-- begin TASK INPUT --
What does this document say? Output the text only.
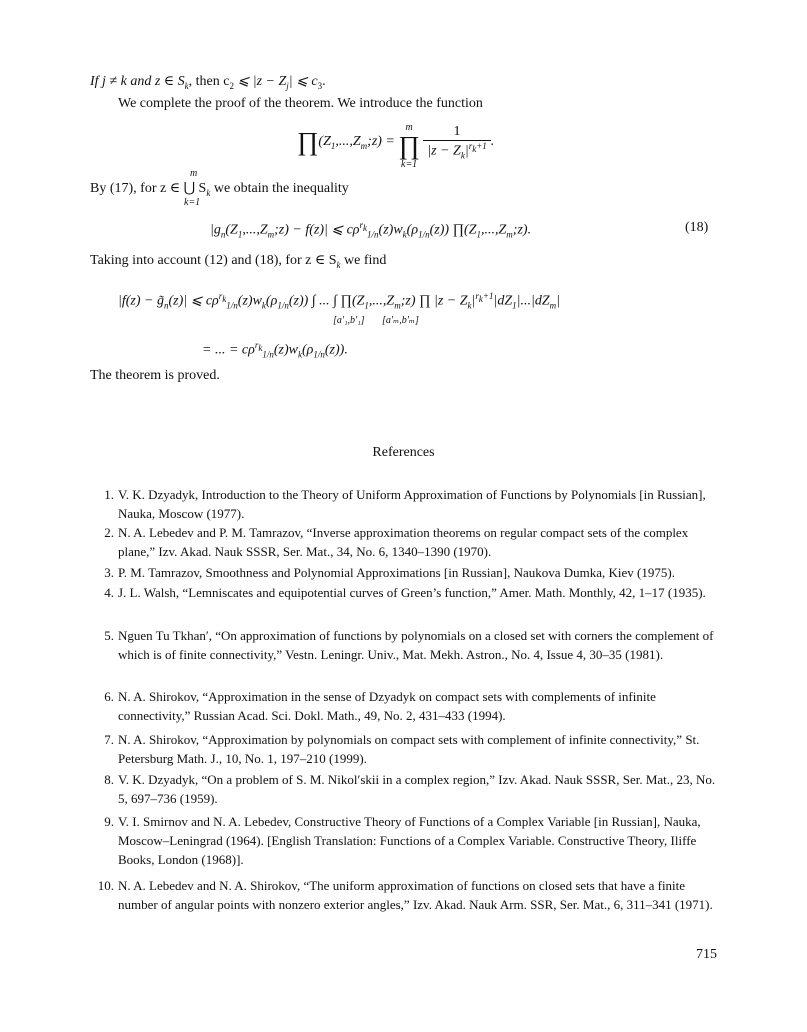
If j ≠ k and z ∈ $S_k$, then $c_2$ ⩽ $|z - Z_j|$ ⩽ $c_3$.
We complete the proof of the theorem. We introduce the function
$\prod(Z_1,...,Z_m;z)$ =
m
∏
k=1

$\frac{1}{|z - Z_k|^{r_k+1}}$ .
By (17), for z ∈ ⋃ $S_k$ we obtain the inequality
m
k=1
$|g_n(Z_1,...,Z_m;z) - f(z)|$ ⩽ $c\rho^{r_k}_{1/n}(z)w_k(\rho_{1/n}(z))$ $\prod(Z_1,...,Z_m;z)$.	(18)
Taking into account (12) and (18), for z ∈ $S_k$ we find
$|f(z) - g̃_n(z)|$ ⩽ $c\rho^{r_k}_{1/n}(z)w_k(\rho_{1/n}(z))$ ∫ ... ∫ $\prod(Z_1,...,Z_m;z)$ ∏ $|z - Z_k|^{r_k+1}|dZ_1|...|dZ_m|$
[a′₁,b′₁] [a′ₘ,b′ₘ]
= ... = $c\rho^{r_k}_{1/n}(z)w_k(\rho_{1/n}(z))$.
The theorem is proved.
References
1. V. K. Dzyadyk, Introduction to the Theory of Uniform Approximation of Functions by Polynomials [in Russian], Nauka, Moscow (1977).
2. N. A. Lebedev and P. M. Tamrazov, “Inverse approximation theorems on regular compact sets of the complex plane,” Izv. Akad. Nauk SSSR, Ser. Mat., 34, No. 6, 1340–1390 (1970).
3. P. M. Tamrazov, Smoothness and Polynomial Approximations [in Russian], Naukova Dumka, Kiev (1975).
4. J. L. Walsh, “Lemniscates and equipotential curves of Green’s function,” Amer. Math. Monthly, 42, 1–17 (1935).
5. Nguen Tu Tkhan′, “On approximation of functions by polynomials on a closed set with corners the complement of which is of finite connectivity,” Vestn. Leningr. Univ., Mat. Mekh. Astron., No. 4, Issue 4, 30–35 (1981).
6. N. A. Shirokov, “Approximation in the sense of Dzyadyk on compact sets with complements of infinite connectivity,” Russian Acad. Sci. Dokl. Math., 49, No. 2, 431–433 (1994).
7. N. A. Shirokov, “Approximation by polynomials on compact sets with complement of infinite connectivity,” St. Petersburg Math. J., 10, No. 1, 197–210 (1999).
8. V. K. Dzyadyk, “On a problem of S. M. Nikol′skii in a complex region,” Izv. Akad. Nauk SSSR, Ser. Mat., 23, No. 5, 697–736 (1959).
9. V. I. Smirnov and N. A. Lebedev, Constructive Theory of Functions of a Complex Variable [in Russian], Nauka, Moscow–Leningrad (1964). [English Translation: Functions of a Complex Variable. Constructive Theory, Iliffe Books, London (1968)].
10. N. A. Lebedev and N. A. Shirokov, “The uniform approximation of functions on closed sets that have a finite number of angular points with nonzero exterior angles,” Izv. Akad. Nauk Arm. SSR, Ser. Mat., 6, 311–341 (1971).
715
-- end TASK INPUT --
-- begin TASK INPUT --
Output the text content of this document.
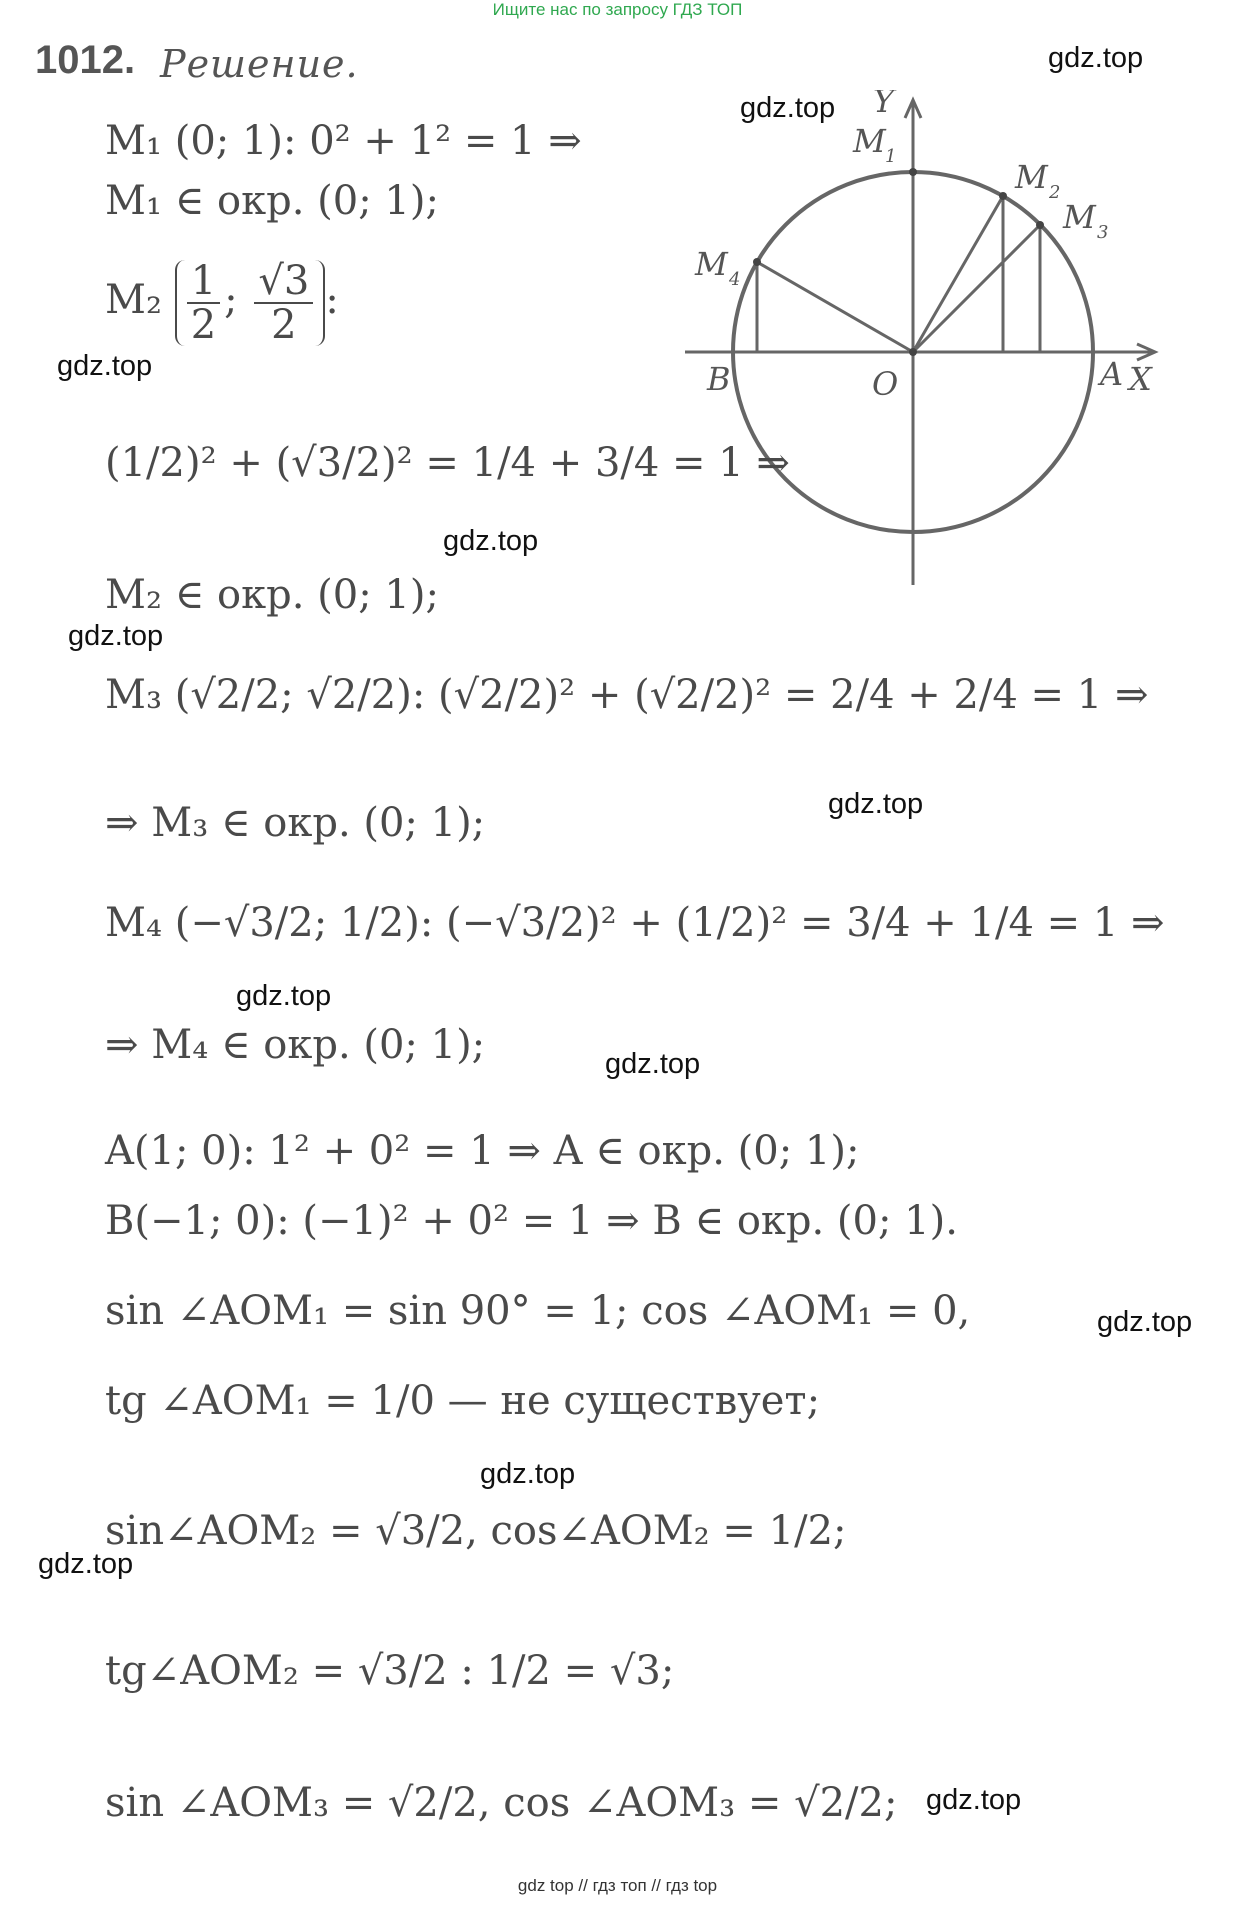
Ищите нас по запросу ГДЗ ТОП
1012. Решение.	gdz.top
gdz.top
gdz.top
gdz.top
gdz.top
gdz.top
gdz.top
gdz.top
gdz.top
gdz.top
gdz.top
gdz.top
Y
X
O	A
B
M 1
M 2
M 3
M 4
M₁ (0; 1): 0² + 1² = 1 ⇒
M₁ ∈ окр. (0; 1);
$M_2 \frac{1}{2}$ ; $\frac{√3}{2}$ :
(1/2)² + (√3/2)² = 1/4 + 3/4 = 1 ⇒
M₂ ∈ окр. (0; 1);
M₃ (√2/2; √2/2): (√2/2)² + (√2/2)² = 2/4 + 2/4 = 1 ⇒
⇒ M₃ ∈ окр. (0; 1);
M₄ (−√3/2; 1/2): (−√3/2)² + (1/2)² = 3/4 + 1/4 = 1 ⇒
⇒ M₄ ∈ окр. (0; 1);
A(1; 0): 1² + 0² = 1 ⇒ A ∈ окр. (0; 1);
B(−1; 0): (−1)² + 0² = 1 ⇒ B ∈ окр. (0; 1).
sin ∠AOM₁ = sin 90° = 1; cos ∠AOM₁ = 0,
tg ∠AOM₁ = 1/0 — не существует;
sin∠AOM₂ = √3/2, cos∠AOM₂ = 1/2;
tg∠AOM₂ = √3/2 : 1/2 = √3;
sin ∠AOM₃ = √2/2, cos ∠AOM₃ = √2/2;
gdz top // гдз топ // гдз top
-- end TASK INPUT --
-- begin TASK INPUT --
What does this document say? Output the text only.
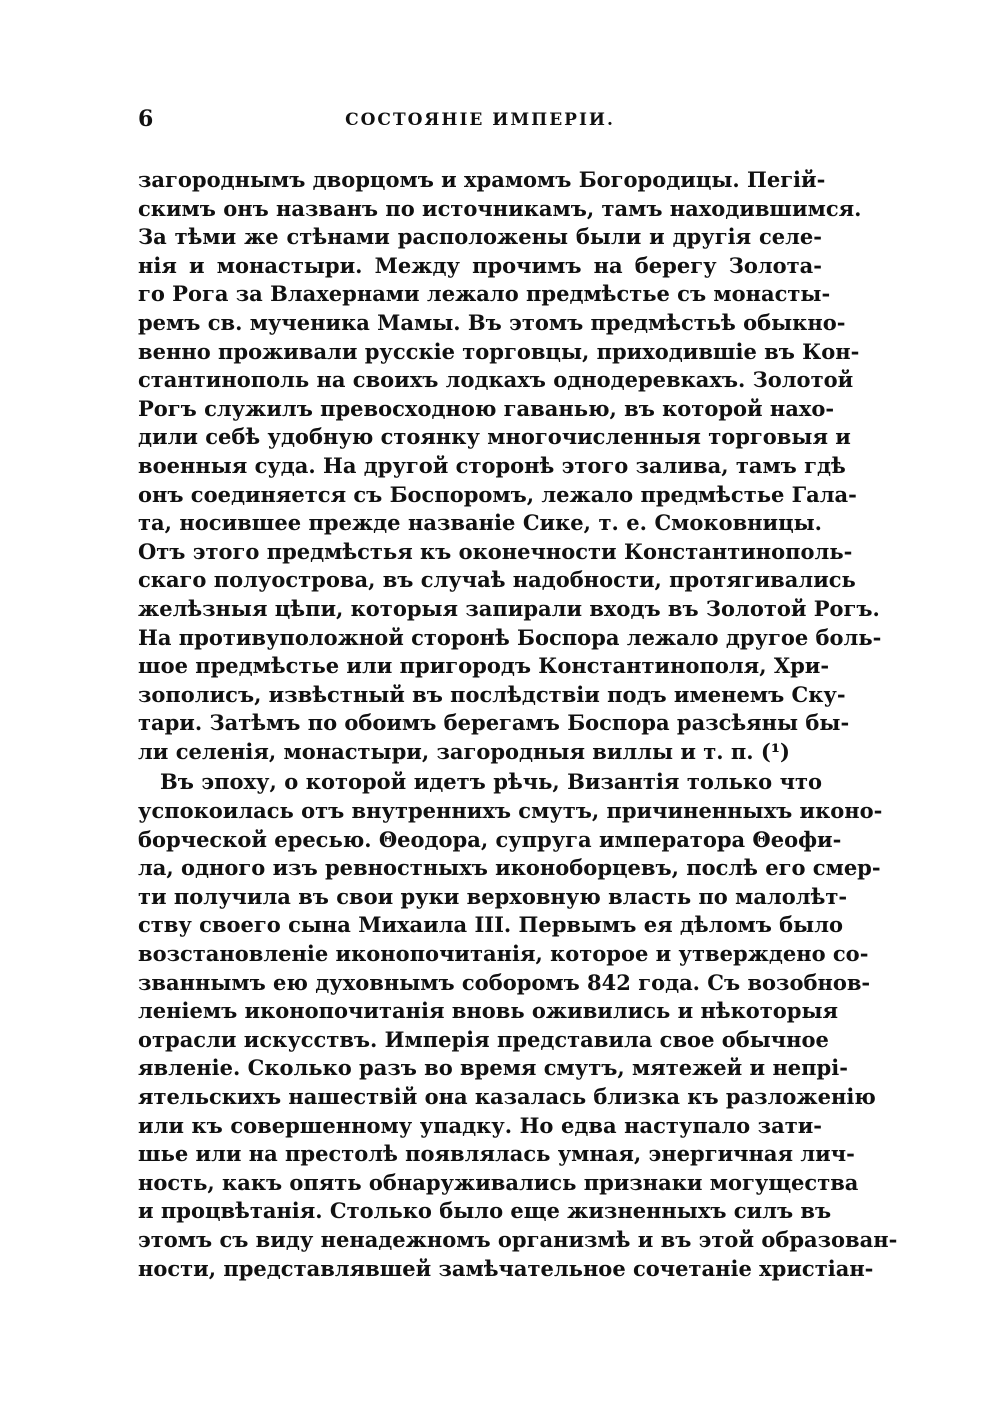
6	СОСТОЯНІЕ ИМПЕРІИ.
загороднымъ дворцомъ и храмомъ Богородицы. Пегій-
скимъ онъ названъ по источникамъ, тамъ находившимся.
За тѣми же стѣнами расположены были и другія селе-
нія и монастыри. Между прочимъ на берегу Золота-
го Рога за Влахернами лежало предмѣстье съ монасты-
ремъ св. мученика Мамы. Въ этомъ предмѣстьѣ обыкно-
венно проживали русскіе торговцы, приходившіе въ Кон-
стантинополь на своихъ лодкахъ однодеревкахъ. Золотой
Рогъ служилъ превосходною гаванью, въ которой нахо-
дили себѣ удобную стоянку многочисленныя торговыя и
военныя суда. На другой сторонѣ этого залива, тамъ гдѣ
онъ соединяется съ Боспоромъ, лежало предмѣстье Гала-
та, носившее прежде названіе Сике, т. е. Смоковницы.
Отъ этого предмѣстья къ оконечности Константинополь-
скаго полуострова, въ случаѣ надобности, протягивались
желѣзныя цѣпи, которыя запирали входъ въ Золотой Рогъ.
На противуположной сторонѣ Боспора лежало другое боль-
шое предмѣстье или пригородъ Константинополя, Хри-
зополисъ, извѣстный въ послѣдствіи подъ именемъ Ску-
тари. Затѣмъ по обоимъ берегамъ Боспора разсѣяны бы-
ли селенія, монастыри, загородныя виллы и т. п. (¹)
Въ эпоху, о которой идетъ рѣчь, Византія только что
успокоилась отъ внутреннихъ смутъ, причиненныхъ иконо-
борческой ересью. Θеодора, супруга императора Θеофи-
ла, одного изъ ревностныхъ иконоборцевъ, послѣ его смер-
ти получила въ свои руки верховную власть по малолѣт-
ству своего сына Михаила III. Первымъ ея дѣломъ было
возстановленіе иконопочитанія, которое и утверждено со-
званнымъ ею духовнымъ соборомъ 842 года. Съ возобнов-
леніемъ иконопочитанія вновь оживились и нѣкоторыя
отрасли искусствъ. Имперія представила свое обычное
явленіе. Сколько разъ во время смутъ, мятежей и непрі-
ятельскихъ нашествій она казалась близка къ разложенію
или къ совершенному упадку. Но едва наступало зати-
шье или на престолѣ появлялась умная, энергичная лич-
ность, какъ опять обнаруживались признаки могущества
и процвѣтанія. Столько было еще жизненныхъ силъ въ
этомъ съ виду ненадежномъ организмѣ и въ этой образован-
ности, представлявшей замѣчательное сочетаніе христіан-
-- end TASK INPUT --
[EXERCISE TASK]: Search the preceding listing for "Рогъ" and extract every line where it is found.

[PROBLEM SOLUTION]:
Рогъ служилъ превосходною гаванью, въ которой нахо-
желѣзныя цѣпи, которыя запирали входъ въ Золотой Рогъ.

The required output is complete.